(Collected data entries)

□ □ □ □ □

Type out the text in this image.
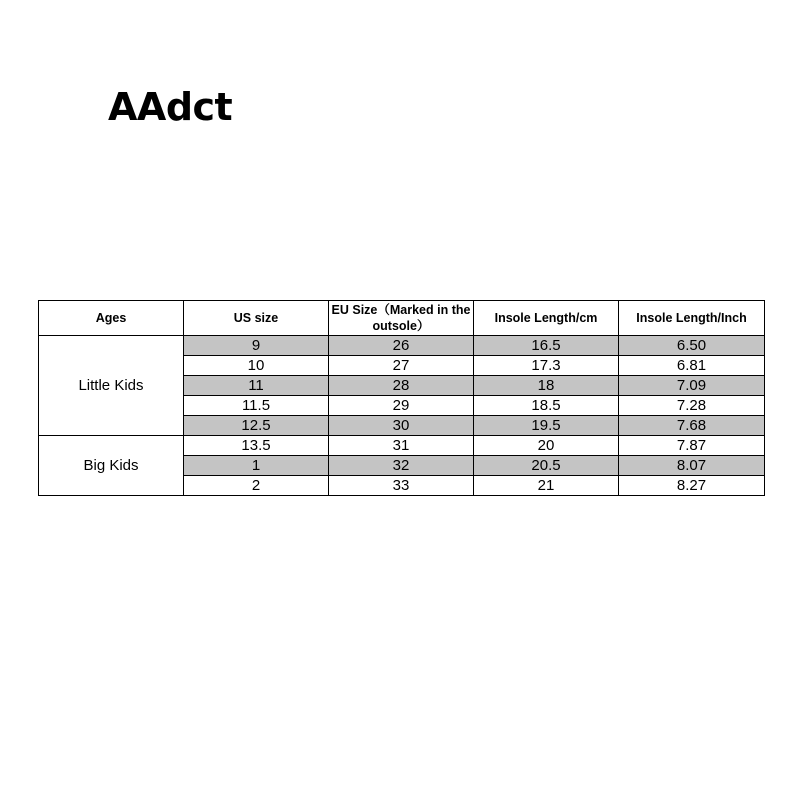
AAdct
Ages	US size	EU Size（Marked in the outsole）	Insole Length/cm	Insole Length/Inch
Little Kids	9	26	16.5	6.50
	10	27	17.3	6.81
	11	28	18	7.09
	11.5	29	18.5	7.28
	12.5	30	19.5	7.68
Big Kids	13.5	31	20	7.87
	1	32	20.5	8.07
	2	33	21	8.27
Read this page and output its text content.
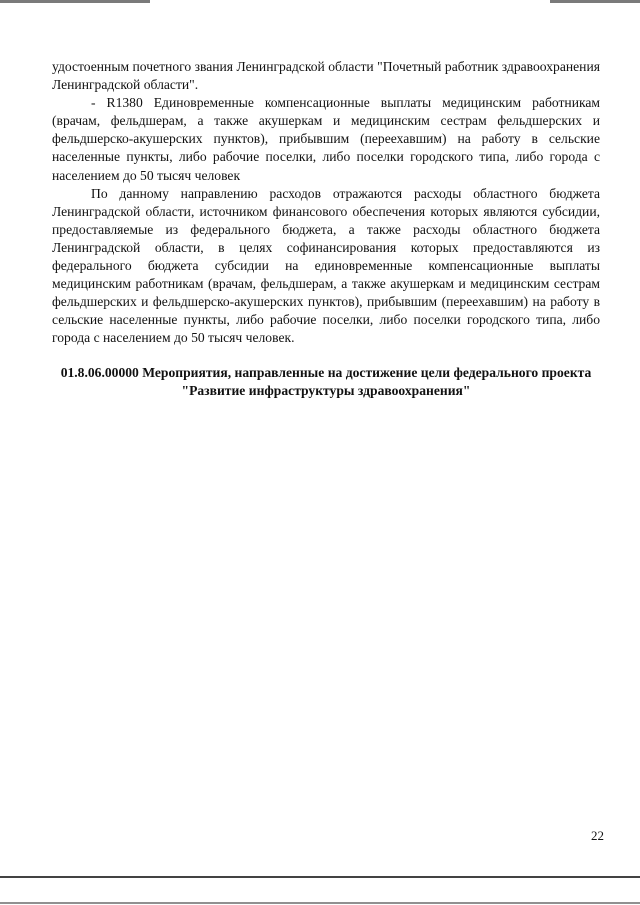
удостоенным почетного звания Ленинградской области "Почетный работник здравоохранения Ленинградской области".

- R1380 Единовременные компенсационные выплаты медицинским работникам (врачам, фельдшерам, а также акушеркам и медицинским сестрам фельдшерских и фельдшерско-акушерских пунктов), прибывшим (переехавшим) на работу в сельские населенные пункты, либо рабочие поселки, либо поселки городского типа, либо города с населением до 50 тысяч человек

По данному направлению расходов отражаются расходы областного бюджета Ленинградской области, источником финансового обеспечения которых являются субсидии, предоставляемые из федерального бюджета, а также расходы областного бюджета Ленинградской области, в целях софинансирования которых предоставляются из федерального бюджета субсидии на единовременные компенсационные выплаты медицинским работникам (врачам, фельдшерам, а также акушеркам и медицинским сестрам фельдшерских и фельдшерско-акушерских пунктов), прибывшим (переехавшим) на работу в сельские населенные пункты, либо рабочие поселки, либо поселки городского типа, либо города с населением до 50 тысяч человек.

01.8.06.00000 Мероприятия, направленные на достижение цели федерального проекта "Развитие инфраструктуры здравоохранения"

22
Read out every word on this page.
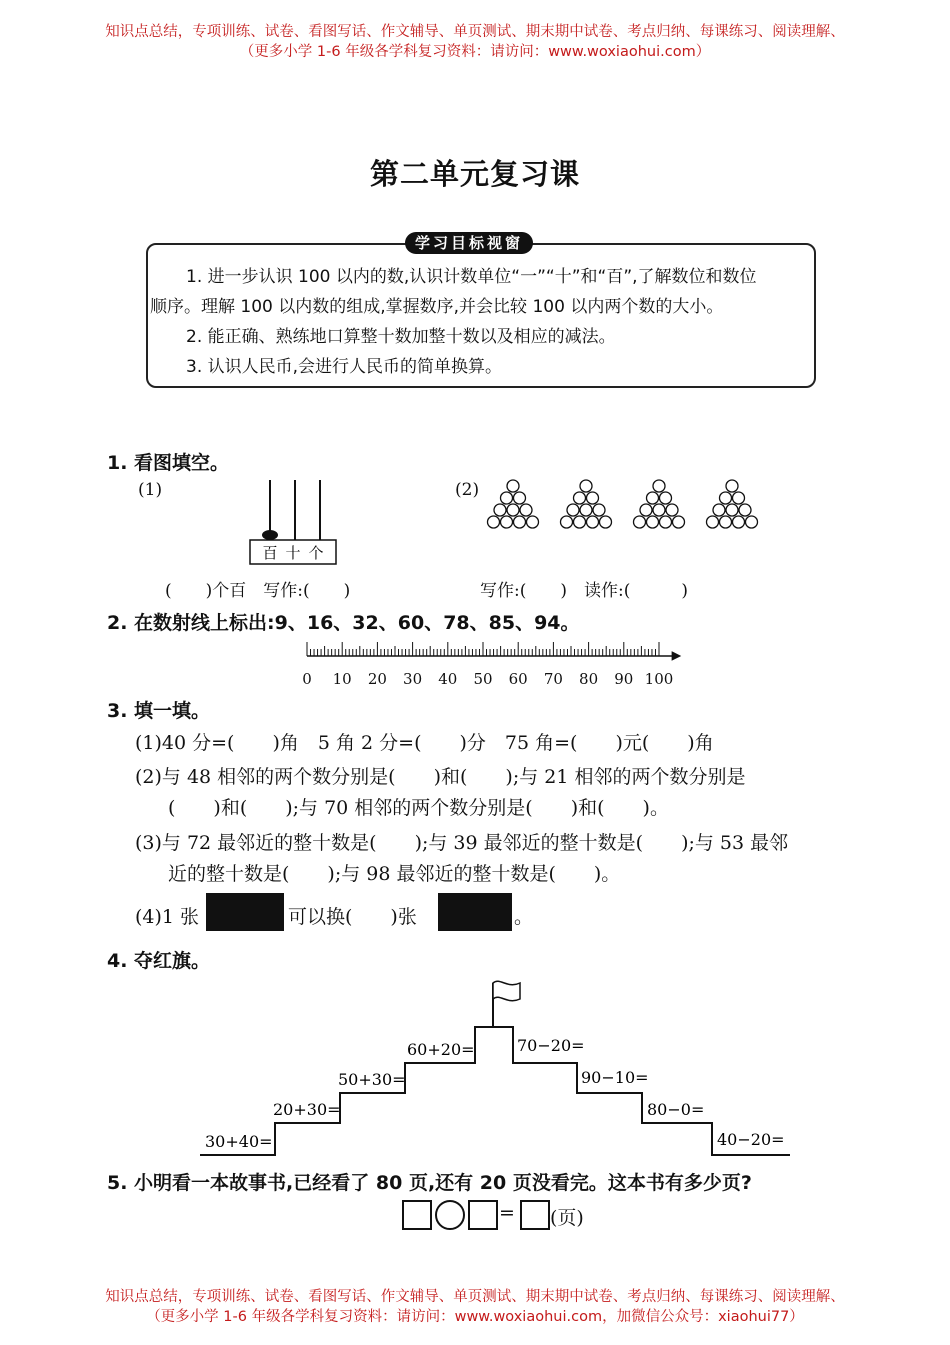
知识点总结，专项训练、试卷、看图写话、作文辅导、单页测试、期末期中试卷、考点归纳、每课练习、阅读理解、
（更多小学 1-6 年级各学科复习资料：请访问：www.woxiaohui.com）
第二单元复习课
学习目标视窗
1. 进一步认识 100 以内的数,认识计数单位“一”“十”和“百”,了解数位和数位
顺序。理解 100 以内数的组成,掌握数序,并会比较 100 以内两个数的大小。
2. 能正确、熟练地口算整十数加整十数以及相应的减法。
3. 认识人民币,会进行人民币的简单换算。
1. 看图填空。
(1)	(2)
百 十 个
(　　)个百　写作:(　　)	写作:(　　)　读作:(　　　)
2. 在数射线上标出:9、16、32、60、78、85、94。
0 10 20 30 40 50 60 70 80 90 100
3. 填一填。
(1)40 分=(　　)角　5 角 2 分=(　　)分　75 角=(　　)元(　　)角
(2)与 48 相邻的两个数分别是(　　)和(　　);与 21 相邻的两个数分别是
(　　)和(　　);与 70 相邻的两个数分别是(　　)和(　　)。
(3)与 72 最邻近的整十数是(　　);与 39 最邻近的整十数是(　　);与 53 最邻
近的整十数是(　　);与 98 最邻近的整十数是(　　)。
(4)1 张	可以换(　　)张	。
4. 夺红旗。
30+40=
20+30=
50+30=
60+20=	70−20=
90−10=
80−0=
40−20=
5. 小明看一本故事书,已经看了 80 页,还有 20 页没看完。这本书有多少页?
= (页)
知识点总结，专项训练、试卷、看图写话、作文辅导、单页测试、期末期中试卷、考点归纳、每课练习、阅读理解、
（更多小学 1-6 年级各学科复习资料：请访问：www.woxiaohui.com，加微信公众号：xiaohui77）
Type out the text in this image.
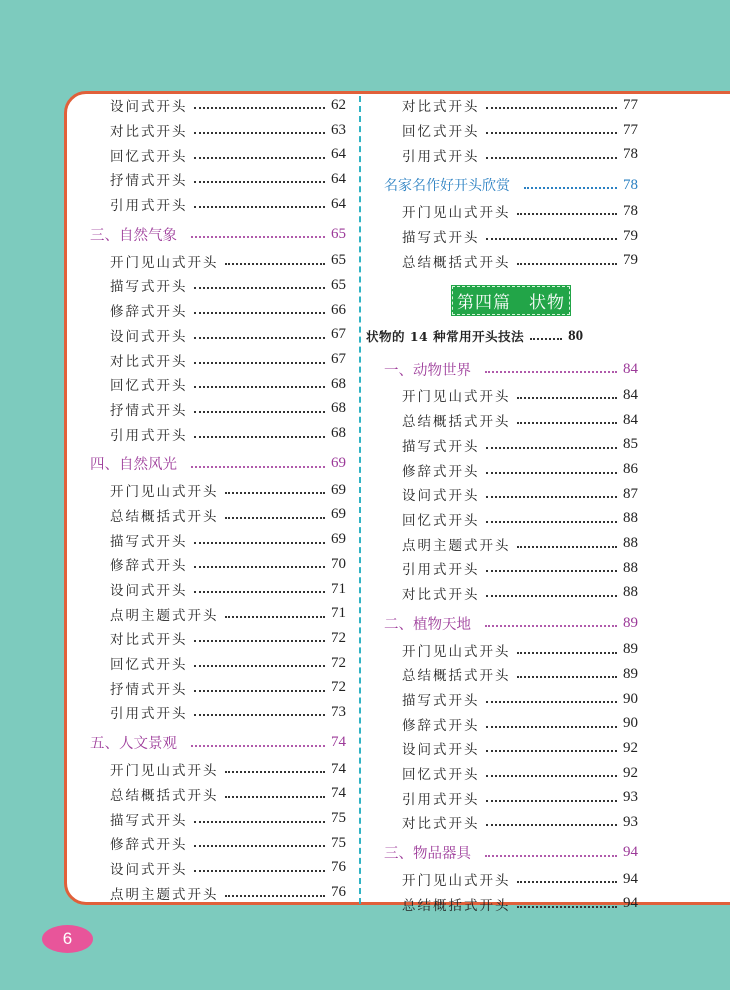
设问式开头	62
对比式开头	63
回忆式开头	64
抒情式开头	64
引用式开头	64
三、自然气象	65
开门见山式开头	65
描写式开头	65
修辞式开头	66
设问式开头	67
对比式开头	67
回忆式开头	68
抒情式开头	68
引用式开头	68
四、自然风光	69
开门见山式开头	69
总结概括式开头	69
描写式开头	69
修辞式开头	70
设问式开头	71
点明主题式开头	71
对比式开头	72
回忆式开头	72
抒情式开头	72
引用式开头	73
五、人文景观	74
开门见山式开头	74
总结概括式开头	74
描写式开头	75
修辞式开头	75
设问式开头	76
点明主题式开头	76
对比式开头	77
回忆式开头	77
引用式开头	78
名家名作好开头欣赏	78
开门见山式开头	78
描写式开头	79
总结概括式开头	79
第四篇　状物
状物的 14 种常用开头技法	80
一、动物世界	84
开门见山式开头	84
总结概括式开头	84
描写式开头	85
修辞式开头	86
设问式开头	87
回忆式开头	88
点明主题式开头	88
引用式开头	88
对比式开头	88
二、植物天地	89
开门见山式开头	89
总结概括式开头	89
描写式开头	90
修辞式开头	90
设问式开头	92
回忆式开头	92
引用式开头	93
对比式开头	93
三、物品器具	94
开门见山式开头	94
总结概括式开头	94
6
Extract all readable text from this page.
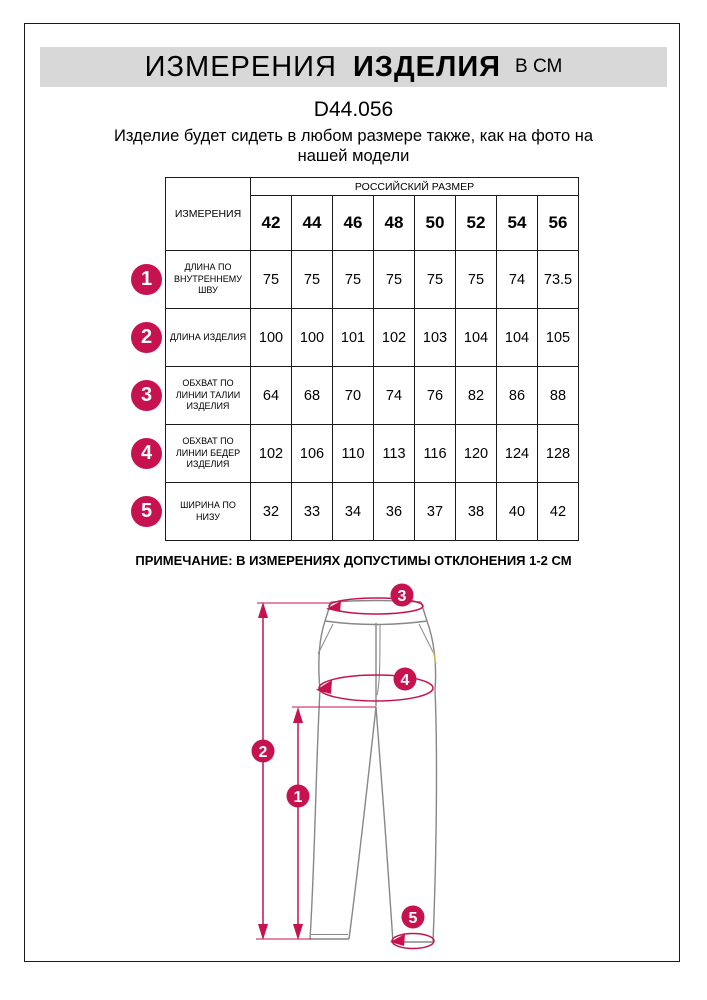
ИЗМЕРЕНИЯ ИЗДЕЛИЯ В СМ
D44.056
Изделие будет сидеть в любом размере также, как на фото на нашей модели
ИЗМЕРЕНИЯ	РОССИЙСКИЙ РАЗМЕР							
	42	44	46	48	50	52	54	56
ДЛИНА ПО ВНУТРЕННЕМУ ШВУ	75	75	75	75	75	75	74	73.5
ДЛИНА ИЗДЕЛИЯ	100	100	101	102	103	104	104	105
ОБХВАТ ПО ЛИНИИ ТАЛИИ ИЗДЕЛИЯ	64	68	70	74	76	82	86	88
ОБХВАТ ПО ЛИНИИ БЕДЕР ИЗДЕЛИЯ	102	106	110	113	116	120	124	128
ШИРИНА ПО НИЗУ	32	33	34	36	37	38	40	42
1
2
3
4
5
ПРИМЕЧАНИЕ: В ИЗМЕРЕНИЯХ ДОПУСТИМЫ ОТКЛОНЕНИЯ 1-2 СМ
1
2
3
4
5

□ □ □ □ □

* Set exercise *
Copy each line above containing the string "修辞式开头".

* Exercise result *
修辞式开头	66
修辞式开头	70
修辞式开头	75
修辞式开头	86
修辞式开头	90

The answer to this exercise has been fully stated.